> _RECORDS SUPPLIED_:
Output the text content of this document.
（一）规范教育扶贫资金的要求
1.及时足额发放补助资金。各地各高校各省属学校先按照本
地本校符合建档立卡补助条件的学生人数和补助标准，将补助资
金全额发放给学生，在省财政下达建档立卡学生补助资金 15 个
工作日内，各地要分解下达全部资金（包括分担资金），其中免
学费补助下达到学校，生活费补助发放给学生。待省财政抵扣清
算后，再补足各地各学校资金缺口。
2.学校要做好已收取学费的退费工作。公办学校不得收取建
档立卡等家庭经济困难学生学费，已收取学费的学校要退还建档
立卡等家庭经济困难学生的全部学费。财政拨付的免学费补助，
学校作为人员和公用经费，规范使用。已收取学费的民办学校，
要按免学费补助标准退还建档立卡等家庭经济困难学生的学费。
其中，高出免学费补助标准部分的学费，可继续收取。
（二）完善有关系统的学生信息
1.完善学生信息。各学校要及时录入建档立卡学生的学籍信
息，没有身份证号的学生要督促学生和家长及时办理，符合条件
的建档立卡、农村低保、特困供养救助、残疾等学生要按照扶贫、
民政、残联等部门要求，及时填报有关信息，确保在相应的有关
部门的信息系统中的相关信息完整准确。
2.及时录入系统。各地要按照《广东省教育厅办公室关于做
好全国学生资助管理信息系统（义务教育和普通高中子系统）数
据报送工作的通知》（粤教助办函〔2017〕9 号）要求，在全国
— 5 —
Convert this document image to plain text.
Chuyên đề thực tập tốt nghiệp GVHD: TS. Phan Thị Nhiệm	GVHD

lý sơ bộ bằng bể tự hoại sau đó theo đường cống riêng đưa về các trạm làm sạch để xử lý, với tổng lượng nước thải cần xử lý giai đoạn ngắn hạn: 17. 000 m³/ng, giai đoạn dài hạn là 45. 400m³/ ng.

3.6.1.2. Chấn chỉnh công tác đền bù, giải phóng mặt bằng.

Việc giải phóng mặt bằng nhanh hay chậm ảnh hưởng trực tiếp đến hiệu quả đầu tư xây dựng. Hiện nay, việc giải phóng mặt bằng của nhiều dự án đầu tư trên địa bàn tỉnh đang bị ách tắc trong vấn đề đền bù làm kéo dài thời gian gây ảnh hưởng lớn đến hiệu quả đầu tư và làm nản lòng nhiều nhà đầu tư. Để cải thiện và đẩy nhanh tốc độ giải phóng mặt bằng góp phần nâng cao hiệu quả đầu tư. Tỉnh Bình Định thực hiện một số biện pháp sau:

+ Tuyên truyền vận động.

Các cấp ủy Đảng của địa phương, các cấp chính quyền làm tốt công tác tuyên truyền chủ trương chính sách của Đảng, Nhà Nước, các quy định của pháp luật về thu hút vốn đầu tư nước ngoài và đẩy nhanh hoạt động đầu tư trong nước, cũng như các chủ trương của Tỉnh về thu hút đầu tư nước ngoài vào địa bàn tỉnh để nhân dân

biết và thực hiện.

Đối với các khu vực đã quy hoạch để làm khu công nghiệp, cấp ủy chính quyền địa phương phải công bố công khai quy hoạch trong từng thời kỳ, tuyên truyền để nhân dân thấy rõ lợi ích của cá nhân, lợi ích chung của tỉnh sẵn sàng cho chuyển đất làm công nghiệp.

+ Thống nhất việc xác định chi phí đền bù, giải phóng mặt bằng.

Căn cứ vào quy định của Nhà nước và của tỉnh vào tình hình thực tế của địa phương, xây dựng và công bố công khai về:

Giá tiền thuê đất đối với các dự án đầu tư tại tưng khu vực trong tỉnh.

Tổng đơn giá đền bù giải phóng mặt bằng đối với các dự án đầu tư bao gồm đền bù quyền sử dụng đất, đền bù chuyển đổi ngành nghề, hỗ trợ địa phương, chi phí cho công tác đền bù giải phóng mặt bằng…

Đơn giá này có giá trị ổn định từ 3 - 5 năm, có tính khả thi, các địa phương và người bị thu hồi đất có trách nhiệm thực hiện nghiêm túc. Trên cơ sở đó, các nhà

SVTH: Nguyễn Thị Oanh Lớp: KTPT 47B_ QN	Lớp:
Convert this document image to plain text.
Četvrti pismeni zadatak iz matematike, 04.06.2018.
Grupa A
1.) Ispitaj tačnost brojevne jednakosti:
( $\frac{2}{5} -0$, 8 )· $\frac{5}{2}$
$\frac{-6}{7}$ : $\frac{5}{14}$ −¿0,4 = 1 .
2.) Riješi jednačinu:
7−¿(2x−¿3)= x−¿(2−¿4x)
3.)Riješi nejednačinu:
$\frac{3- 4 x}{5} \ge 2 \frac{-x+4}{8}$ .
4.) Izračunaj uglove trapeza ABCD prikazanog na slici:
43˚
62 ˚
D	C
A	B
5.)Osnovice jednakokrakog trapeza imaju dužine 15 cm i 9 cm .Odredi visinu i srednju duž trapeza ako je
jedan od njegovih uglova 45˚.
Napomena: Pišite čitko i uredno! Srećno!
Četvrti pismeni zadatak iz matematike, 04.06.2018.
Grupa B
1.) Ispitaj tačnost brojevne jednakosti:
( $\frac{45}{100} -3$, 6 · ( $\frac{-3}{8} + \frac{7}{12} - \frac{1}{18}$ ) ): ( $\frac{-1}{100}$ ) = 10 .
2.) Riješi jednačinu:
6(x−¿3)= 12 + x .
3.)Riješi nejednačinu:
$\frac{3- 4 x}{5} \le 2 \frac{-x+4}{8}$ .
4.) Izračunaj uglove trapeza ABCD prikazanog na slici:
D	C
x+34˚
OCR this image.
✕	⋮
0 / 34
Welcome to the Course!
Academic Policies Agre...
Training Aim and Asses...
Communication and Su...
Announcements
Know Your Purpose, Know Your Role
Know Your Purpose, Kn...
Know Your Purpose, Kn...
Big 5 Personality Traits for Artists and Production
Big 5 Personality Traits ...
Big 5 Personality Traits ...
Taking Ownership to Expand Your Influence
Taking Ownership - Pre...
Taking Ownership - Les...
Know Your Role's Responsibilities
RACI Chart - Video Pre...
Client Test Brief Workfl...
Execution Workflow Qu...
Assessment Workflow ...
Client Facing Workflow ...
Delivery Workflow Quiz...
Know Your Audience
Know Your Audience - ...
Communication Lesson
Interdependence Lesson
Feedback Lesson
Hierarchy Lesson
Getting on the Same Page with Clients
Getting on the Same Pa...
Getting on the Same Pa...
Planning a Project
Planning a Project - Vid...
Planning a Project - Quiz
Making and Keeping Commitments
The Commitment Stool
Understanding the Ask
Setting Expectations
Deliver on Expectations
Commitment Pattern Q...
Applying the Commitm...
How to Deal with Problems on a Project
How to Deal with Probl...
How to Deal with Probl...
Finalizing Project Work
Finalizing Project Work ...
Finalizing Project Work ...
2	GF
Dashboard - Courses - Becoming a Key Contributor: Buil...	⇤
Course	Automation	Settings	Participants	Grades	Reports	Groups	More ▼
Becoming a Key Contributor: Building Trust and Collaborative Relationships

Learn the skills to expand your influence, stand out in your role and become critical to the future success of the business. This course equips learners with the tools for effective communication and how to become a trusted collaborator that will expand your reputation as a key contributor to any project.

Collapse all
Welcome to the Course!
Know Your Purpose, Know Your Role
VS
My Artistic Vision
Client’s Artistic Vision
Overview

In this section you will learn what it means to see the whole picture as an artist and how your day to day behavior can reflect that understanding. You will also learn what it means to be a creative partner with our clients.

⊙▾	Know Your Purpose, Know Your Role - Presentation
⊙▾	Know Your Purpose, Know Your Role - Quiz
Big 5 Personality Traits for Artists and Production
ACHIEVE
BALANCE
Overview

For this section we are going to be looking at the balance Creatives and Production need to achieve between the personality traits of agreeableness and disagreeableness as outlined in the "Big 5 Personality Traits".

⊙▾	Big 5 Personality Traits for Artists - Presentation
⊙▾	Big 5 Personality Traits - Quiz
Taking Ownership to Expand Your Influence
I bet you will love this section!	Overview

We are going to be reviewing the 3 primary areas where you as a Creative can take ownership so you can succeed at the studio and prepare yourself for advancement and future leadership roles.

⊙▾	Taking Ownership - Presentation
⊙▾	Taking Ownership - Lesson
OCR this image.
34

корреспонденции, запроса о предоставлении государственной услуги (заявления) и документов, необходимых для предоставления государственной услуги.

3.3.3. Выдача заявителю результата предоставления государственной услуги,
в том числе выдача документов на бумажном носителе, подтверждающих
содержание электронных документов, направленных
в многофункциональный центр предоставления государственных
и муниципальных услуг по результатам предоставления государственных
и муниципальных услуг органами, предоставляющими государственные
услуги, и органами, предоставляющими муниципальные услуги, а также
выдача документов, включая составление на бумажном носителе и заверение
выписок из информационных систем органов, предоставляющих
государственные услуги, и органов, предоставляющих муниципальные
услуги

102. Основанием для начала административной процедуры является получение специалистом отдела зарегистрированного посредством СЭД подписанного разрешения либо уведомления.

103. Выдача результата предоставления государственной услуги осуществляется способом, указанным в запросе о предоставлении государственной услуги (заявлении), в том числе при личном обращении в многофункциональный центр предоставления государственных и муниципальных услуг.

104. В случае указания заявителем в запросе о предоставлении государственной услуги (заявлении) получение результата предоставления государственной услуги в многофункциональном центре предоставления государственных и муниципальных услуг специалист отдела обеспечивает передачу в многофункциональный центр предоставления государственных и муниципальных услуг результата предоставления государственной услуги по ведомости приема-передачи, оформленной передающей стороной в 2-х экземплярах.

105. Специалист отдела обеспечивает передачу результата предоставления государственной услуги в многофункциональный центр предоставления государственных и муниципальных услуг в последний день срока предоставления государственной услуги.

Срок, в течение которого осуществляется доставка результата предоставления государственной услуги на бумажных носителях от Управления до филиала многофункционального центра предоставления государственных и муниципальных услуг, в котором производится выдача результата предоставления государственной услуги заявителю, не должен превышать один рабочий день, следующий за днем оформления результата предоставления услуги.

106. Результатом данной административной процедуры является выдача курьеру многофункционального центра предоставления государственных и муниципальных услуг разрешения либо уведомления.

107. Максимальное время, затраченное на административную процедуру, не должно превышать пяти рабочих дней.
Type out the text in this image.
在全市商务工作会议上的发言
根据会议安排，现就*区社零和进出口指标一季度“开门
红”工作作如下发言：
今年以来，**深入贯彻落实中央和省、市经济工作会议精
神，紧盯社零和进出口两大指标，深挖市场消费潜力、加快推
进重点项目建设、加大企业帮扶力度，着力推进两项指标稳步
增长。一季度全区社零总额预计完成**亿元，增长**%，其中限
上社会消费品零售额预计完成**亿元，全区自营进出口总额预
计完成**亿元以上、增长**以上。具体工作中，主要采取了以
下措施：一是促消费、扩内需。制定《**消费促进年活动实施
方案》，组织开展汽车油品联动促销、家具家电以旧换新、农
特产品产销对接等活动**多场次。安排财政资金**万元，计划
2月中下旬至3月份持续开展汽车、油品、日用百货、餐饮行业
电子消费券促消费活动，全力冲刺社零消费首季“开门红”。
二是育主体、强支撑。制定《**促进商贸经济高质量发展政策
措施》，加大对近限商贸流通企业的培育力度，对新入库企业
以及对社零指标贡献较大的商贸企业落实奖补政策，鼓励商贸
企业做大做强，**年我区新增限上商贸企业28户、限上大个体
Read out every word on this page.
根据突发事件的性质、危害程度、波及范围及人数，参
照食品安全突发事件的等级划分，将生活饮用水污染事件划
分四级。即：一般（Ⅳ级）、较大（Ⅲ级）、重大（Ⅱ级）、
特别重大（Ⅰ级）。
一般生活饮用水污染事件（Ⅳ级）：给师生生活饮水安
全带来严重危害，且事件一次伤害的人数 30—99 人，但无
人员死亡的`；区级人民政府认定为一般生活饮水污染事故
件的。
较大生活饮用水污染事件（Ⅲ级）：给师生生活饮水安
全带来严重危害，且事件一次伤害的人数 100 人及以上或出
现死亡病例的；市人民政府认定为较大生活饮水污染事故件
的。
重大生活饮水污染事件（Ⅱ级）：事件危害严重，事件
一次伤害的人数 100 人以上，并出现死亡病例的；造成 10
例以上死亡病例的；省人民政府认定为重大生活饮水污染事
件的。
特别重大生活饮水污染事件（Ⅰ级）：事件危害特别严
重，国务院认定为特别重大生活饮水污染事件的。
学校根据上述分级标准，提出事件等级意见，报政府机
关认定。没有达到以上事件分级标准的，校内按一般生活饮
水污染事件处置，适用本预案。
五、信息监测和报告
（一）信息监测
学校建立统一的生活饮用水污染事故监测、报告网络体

> _TASK OBJECTIVE_: Return all lines of the material above in which the word "pháp" occurs.

> _RIGHT ANSWER_:
Việc giải phóng mặt bằng nhanh hay chậm ảnh hưởng trực tiếp đến hiệu quả đầu tư xây dựng. Hiện nay, việc giải phóng mặt bằng của nhiều dự án đầu tư trên địa bàn tỉnh đang bị ách tắc trong vấn đề đền bù làm kéo dài thời gian gây ảnh hưởng lớn đến hiệu quả đầu tư và làm nản lòng nhiều nhà đầu tư. Để cải thiện và đẩy nhanh tốc độ giải phóng mặt bằng góp phần nâng cao hiệu quả đầu tư. Tỉnh Bình Định thực hiện một số biện pháp sau:
Các cấp ủy Đảng của địa phương, các cấp chính quyền làm tốt công tác tuyên truyền chủ trương chính sách của Đảng, Nhà Nước, các quy định của pháp luật về thu hút vốn đầu tư nước ngoài và đẩy nhanh hoạt động đầu tư trong nước, cũng như các chủ trương của Tỉnh về thu hút đầu tư nước ngoài vào địa bàn tỉnh để nhân dân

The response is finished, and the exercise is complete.